WHAT IS NEEDED:
In the entries that follow, how many lines contain the word "image"? Answer with the number only.

MATERIALS PROVIDED:
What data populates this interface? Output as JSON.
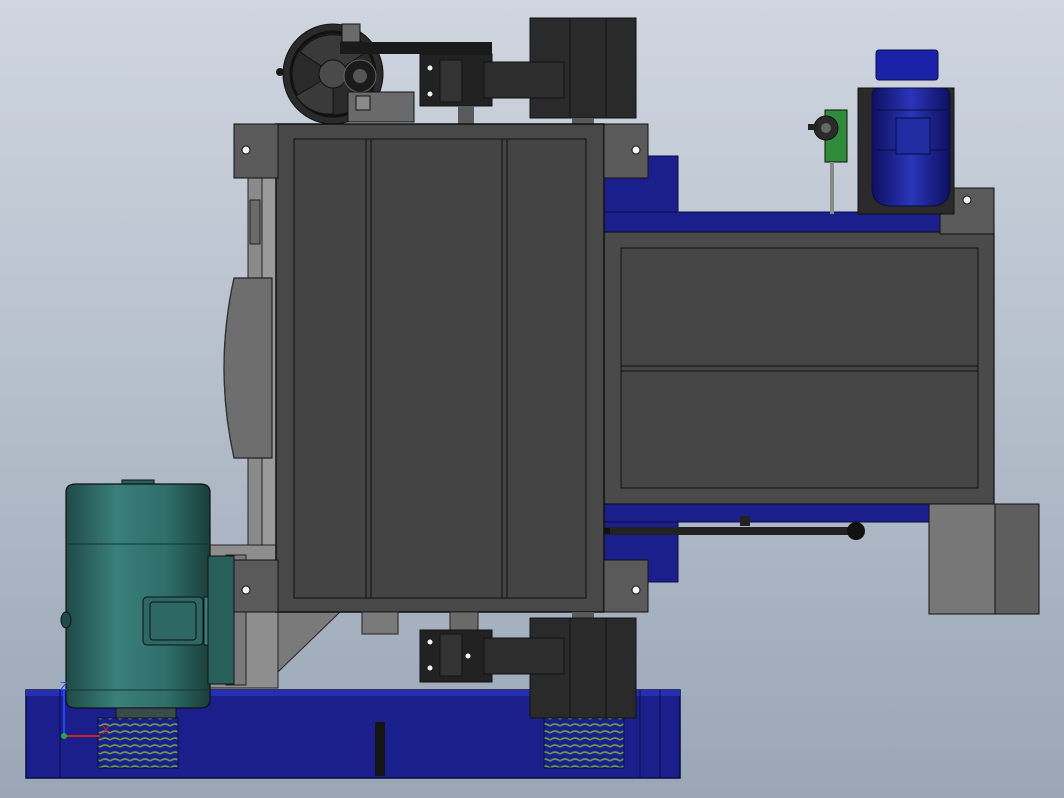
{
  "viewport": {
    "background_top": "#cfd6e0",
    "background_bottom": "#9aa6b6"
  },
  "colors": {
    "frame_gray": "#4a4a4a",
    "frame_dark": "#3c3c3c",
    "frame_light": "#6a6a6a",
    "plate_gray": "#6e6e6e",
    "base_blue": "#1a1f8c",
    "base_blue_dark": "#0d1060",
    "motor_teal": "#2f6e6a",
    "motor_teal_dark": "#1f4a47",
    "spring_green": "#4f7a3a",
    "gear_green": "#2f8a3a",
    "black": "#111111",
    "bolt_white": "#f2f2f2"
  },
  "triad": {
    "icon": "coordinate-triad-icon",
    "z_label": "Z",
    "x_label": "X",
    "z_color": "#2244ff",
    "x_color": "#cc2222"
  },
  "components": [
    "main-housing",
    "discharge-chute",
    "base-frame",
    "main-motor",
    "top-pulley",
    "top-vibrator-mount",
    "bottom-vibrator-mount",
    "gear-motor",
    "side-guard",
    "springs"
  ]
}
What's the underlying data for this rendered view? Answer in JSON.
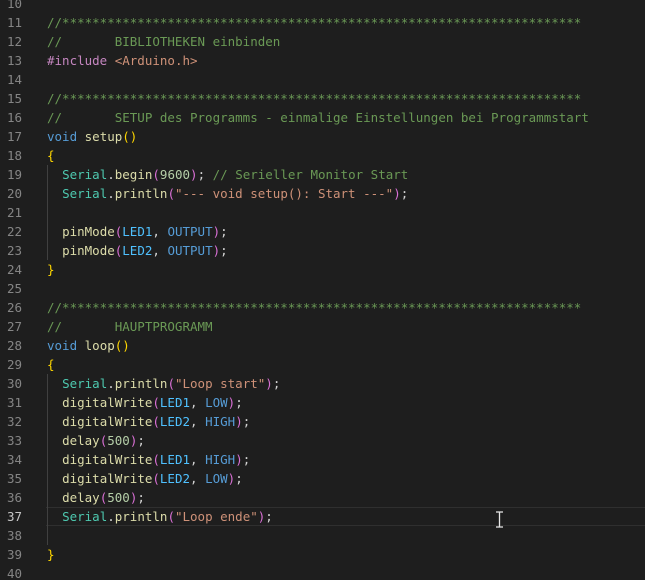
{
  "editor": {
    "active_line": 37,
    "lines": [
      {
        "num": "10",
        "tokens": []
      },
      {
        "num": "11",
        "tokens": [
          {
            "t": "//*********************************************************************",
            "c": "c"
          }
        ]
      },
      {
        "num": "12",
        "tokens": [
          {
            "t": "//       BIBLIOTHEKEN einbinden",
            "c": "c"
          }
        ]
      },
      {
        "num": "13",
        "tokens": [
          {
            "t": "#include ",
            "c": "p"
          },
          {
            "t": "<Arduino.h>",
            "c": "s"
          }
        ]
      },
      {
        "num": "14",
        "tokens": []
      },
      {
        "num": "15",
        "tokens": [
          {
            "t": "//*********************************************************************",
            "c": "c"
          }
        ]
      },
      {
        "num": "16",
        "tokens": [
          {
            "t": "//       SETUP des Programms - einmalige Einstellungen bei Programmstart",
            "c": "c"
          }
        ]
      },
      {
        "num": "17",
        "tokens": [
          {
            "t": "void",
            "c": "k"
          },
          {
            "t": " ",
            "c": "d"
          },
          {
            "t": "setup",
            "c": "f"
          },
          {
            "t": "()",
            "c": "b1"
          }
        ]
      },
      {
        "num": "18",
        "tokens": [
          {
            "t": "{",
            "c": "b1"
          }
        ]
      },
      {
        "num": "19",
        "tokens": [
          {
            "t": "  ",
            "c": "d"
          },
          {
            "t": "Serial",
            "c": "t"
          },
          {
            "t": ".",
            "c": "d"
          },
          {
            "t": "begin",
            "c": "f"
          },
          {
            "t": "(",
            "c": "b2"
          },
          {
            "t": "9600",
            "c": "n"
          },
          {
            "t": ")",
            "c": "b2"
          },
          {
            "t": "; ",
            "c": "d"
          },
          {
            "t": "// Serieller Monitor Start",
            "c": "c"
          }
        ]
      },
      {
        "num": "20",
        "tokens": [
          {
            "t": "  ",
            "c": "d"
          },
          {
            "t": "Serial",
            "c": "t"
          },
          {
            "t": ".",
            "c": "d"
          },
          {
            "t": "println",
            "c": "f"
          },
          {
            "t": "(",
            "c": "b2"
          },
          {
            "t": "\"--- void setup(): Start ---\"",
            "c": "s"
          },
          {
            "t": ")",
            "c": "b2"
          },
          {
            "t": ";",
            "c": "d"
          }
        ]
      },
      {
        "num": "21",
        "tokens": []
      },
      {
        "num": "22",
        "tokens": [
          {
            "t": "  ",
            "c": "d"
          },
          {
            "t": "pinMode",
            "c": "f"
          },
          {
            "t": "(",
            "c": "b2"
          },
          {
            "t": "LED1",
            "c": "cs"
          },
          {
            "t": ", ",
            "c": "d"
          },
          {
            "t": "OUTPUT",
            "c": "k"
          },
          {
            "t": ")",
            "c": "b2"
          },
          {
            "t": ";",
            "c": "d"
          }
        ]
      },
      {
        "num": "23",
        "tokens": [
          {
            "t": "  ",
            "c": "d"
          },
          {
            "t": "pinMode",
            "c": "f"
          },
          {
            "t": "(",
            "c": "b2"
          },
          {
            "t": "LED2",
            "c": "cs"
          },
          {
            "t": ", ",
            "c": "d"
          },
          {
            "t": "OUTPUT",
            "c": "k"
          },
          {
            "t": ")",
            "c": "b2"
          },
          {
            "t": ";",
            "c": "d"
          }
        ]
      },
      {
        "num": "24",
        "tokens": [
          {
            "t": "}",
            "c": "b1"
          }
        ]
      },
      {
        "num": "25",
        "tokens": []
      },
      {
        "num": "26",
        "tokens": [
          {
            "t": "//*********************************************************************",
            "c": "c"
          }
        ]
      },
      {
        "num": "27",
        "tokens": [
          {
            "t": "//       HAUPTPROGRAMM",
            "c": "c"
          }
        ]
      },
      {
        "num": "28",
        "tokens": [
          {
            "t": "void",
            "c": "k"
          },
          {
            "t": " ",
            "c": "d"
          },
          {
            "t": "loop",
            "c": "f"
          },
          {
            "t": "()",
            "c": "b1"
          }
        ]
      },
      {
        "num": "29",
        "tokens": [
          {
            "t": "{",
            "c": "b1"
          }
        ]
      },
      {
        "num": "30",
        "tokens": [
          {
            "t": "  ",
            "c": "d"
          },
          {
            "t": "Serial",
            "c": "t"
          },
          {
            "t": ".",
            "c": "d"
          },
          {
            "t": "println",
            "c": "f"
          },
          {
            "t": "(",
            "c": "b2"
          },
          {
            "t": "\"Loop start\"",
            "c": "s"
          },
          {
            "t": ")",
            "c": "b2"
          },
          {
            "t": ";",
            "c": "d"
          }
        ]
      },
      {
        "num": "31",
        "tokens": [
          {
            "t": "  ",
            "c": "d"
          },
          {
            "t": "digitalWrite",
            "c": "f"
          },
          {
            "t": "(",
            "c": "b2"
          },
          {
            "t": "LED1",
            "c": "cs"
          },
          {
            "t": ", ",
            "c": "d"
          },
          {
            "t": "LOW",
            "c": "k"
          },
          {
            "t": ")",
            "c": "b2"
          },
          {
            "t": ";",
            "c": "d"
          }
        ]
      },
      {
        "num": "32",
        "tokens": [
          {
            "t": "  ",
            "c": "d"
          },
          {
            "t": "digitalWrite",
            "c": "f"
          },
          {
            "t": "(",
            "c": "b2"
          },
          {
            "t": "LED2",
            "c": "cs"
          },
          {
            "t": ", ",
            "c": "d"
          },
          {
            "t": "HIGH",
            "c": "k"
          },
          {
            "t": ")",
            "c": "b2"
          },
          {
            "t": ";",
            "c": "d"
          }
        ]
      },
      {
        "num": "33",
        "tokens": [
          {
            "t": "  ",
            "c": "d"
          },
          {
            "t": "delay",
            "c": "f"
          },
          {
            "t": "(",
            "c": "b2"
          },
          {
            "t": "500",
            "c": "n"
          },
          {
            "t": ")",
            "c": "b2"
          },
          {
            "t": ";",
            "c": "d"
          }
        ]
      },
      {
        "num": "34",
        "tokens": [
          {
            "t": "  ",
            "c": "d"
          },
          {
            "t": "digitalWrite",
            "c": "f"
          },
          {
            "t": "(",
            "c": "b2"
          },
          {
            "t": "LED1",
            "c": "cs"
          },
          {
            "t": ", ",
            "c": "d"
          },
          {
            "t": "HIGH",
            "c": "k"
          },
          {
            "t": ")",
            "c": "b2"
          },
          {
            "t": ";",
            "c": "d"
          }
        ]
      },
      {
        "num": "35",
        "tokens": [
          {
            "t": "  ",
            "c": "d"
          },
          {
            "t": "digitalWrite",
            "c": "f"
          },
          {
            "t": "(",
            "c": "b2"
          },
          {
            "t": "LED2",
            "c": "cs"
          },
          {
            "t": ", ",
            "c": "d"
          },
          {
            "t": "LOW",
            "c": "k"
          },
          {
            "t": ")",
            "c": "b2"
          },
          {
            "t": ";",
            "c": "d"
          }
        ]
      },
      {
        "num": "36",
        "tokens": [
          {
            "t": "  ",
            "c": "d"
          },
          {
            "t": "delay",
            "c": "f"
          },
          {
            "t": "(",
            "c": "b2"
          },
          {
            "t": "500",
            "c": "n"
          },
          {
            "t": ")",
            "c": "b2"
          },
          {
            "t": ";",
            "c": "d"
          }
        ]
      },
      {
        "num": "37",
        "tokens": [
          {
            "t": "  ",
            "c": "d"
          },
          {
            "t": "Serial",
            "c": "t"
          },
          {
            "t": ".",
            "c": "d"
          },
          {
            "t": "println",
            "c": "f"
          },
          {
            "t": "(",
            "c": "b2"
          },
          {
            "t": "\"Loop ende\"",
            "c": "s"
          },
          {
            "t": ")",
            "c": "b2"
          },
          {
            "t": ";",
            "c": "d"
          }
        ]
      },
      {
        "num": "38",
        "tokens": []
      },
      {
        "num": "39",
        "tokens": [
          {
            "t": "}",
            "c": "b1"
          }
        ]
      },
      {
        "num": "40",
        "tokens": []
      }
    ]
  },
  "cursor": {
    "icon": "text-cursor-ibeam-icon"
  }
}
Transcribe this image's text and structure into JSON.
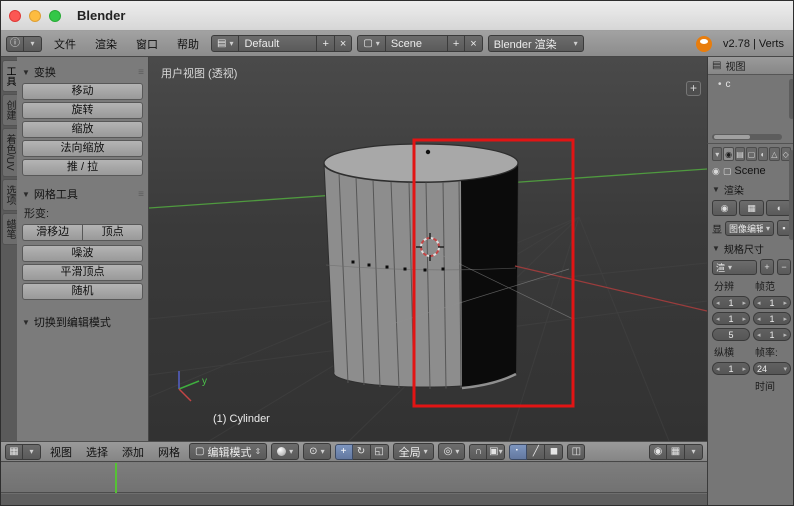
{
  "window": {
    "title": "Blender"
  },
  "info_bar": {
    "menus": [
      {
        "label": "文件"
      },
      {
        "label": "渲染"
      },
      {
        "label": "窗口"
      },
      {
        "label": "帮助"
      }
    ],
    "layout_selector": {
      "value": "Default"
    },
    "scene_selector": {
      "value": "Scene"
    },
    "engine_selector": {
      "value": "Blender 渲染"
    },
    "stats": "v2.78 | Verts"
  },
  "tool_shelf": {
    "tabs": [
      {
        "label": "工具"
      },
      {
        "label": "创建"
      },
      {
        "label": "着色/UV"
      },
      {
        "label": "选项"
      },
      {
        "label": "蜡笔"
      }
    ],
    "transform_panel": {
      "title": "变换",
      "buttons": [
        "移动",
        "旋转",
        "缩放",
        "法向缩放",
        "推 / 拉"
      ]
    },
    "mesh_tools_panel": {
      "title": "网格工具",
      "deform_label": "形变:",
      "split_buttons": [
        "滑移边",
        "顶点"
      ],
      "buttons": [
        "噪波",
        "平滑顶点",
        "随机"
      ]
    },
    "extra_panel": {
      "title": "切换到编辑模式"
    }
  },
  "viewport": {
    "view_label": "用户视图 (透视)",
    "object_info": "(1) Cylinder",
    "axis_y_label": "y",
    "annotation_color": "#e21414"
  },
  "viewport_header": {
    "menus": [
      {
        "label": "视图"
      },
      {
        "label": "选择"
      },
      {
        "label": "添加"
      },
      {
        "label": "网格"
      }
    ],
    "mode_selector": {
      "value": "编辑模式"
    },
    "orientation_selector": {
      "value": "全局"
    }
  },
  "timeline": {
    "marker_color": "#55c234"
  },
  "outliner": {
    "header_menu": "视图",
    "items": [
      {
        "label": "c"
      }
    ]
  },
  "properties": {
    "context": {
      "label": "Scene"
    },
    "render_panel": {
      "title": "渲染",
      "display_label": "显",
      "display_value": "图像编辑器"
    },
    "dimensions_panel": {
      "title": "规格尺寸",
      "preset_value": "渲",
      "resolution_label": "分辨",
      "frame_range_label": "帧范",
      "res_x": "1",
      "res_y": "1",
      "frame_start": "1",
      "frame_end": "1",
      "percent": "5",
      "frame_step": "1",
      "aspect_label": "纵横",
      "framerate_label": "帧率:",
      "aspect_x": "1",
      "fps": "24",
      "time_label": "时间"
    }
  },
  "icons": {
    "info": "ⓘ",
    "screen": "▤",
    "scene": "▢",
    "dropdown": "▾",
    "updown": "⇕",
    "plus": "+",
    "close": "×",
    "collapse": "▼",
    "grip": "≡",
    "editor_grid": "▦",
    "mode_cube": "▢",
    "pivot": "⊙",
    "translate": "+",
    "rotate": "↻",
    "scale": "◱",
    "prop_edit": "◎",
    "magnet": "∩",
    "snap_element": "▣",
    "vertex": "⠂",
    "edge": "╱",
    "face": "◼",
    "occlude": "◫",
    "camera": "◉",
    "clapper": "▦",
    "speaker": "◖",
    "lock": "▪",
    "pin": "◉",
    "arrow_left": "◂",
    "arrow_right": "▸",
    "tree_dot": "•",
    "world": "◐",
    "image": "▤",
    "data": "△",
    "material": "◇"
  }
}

THE ANSWER:
2